- _Work to be completed_:
Return every record below exactly as written, but leave out the pictures.

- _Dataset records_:
== == ==
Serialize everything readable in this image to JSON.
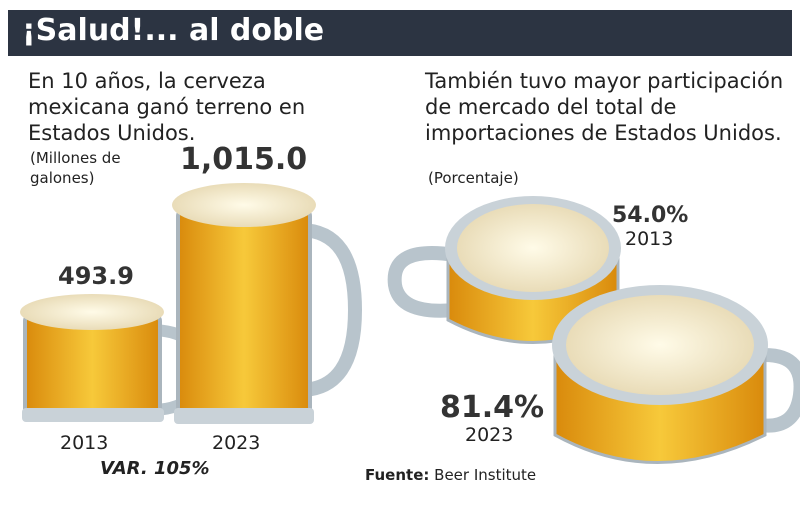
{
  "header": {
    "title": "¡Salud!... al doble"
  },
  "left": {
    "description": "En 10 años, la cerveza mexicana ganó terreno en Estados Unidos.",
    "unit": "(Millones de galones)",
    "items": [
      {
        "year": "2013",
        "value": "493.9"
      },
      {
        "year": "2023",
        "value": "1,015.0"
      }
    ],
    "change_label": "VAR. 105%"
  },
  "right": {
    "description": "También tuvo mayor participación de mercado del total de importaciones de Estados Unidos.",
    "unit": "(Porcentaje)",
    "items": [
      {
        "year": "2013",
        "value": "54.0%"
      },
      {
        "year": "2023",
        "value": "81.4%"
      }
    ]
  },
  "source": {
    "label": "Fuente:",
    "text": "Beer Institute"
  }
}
== == ==
- _Written solution_:
Serialize everything readable in this image to JSON.
{
  "header": {
    "title": "¡Salud!... al doble"
  },
  "left": {
    "description": "En 10 años, la cerveza mexicana ganó terreno en Estados Unidos.",
    "unit": "(Millones de galones)",
    "items": [
      {
        "year": "2013",
        "value": "493.9"
      },
      {
        "year": "2023",
        "value": "1,015.0"
      }
    ],
    "change_label": "VAR. 105%"
  },
  "right": {
    "description": "También tuvo mayor participación de mercado del total de importaciones de Estados Unidos.",
    "unit": "(Porcentaje)",
    "items": [
      {
        "year": "2013",
        "value": "54.0%"
      },
      {
        "year": "2023",
        "value": "81.4%"
      }
    ]
  },
  "source": {
    "label": "Fuente:",
    "text": "Beer Institute"
  }
}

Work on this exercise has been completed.